### Instructions for the task
Output every entry exactly as written, skipping any pictures.

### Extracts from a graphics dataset
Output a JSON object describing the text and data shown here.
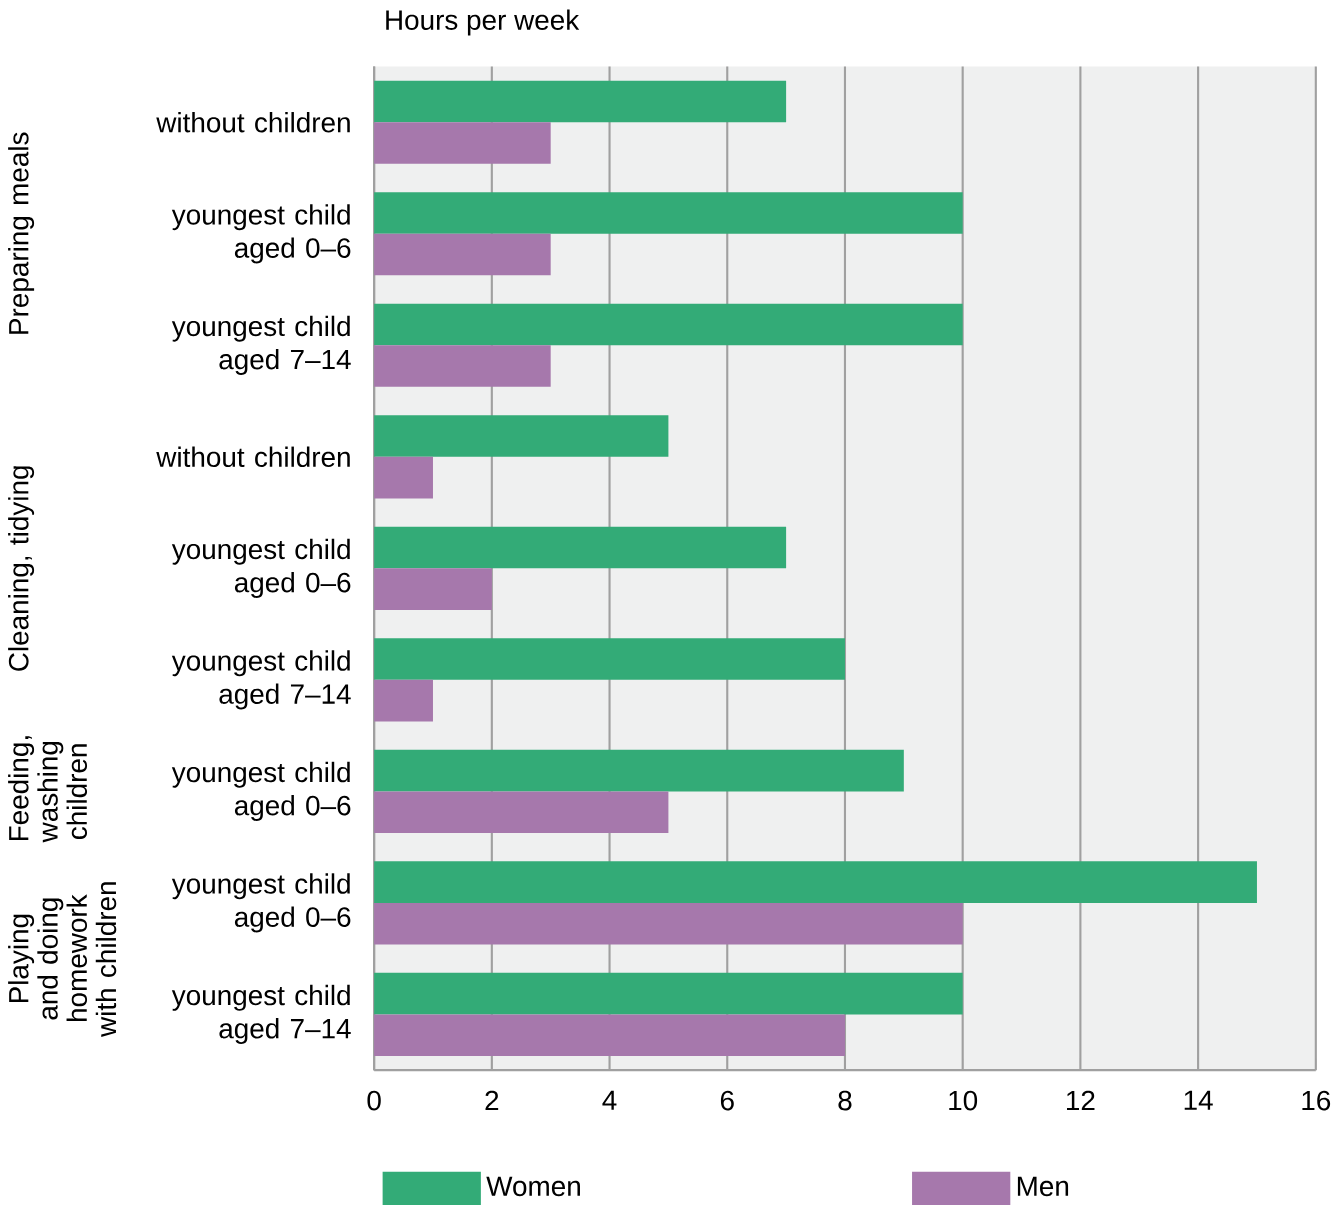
{
  "chart_data": {
    "type": "bar",
    "orientation": "horizontal",
    "xlabel": "Hours per week",
    "categories": [
      "without children",
      "youngest child aged 0–6",
      "youngest child aged 7–14",
      "without children",
      "youngest child aged 0–6",
      "youngest child aged 7–14",
      "youngest child aged 0–6",
      "youngest child aged 0–6",
      "youngest child aged 7–14"
    ],
    "series": [
      {
        "name": "Women",
        "color": "#33ab77",
        "values": [
          7,
          10,
          10,
          5,
          7,
          8,
          9,
          15,
          10
        ]
      },
      {
        "name": "Men",
        "color": "#a678ac",
        "values": [
          3,
          3,
          3,
          1,
          2,
          1,
          5,
          10,
          8
        ]
      }
    ],
    "xlim": [
      0,
      16
    ],
    "xticks": [
      0,
      2,
      4,
      6,
      8,
      10,
      12,
      14,
      16
    ],
    "grid": "x",
    "legend": "bottom",
    "annotations": [
      "Preparing meals",
      "Cleaning, tidying",
      "Feeding, washing children",
      "Playing and doing homework with children"
    ]
  }
}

### Solution to this problem
Output a JSON object describing the text and data shown here.
{
  "chart_data": {
    "type": "bar",
    "orientation": "horizontal",
    "xlabel": "Hours per week",
    "categories": [
      "without children",
      "youngest child aged 0–6",
      "youngest child aged 7–14",
      "without children",
      "youngest child aged 0–6",
      "youngest child aged 7–14",
      "youngest child aged 0–6",
      "youngest child aged 0–6",
      "youngest child aged 7–14"
    ],
    "series": [
      {
        "name": "Women",
        "color": "#33ab77",
        "values": [
          7,
          10,
          10,
          5,
          7,
          8,
          9,
          15,
          10
        ]
      },
      {
        "name": "Men",
        "color": "#a678ac",
        "values": [
          3,
          3,
          3,
          1,
          2,
          1,
          5,
          10,
          8
        ]
      }
    ],
    "xlim": [
      0,
      16
    ],
    "xticks": [
      0,
      2,
      4,
      6,
      8,
      10,
      12,
      14,
      16
    ],
    "grid": "x",
    "legend": "bottom",
    "annotations": [
      "Preparing meals",
      "Cleaning, tidying",
      "Feeding, washing children",
      "Playing and doing homework with children"
    ]
  }
}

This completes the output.